Records about charts and figures:
------------------------------

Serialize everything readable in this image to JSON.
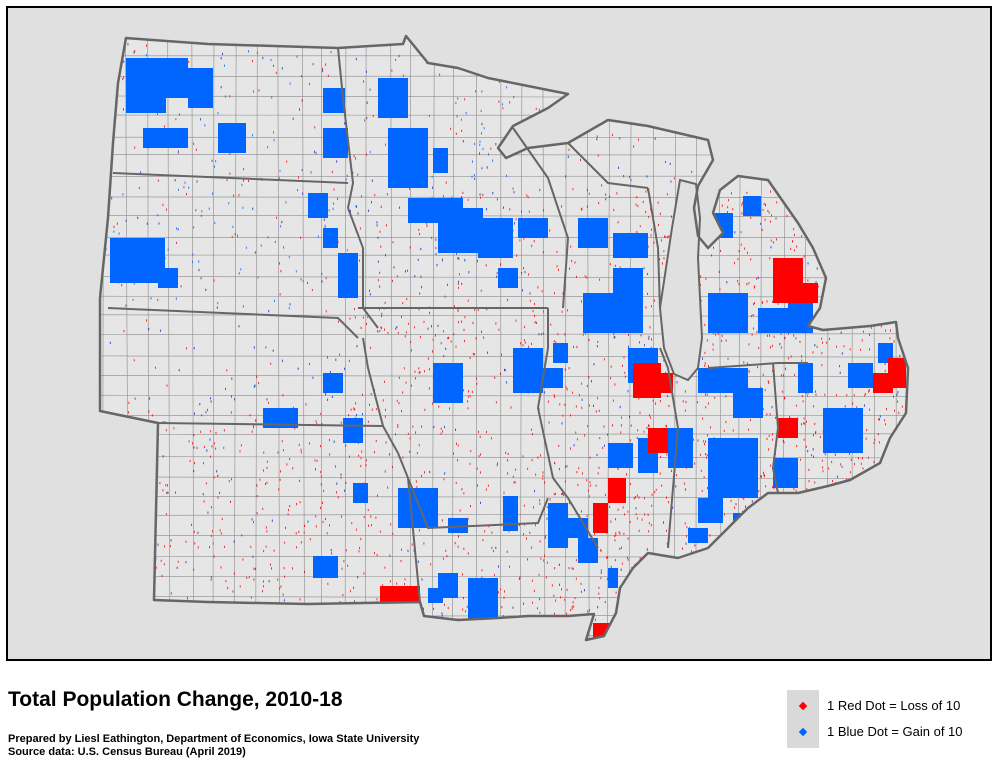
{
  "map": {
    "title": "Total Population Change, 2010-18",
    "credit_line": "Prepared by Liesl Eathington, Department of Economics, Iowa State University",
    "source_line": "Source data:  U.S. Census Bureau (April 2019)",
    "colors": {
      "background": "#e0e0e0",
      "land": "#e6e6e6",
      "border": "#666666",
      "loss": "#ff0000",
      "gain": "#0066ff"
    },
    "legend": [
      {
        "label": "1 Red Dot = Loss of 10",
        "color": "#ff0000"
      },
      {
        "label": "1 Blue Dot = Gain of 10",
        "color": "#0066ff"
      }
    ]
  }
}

------------------------------

= THE REQUEST =
Omit the pictures and output all of the other material exactly.

= EXERCISE ANSWER =
Serialize everything readable in this image to JSON.
{
  "map": {
    "title": "Total Population Change, 2010-18",
    "credit_line": "Prepared by Liesl Eathington, Department of Economics, Iowa State University",
    "source_line": "Source data:  U.S. Census Bureau (April 2019)",
    "colors": {
      "background": "#e0e0e0",
      "land": "#e6e6e6",
      "border": "#666666",
      "loss": "#ff0000",
      "gain": "#0066ff"
    },
    "legend": [
      {
        "label": "1 Red Dot = Loss of 10",
        "color": "#ff0000"
      },
      {
        "label": "1 Blue Dot = Gain of 10",
        "color": "#0066ff"
      }
    ]
  }
}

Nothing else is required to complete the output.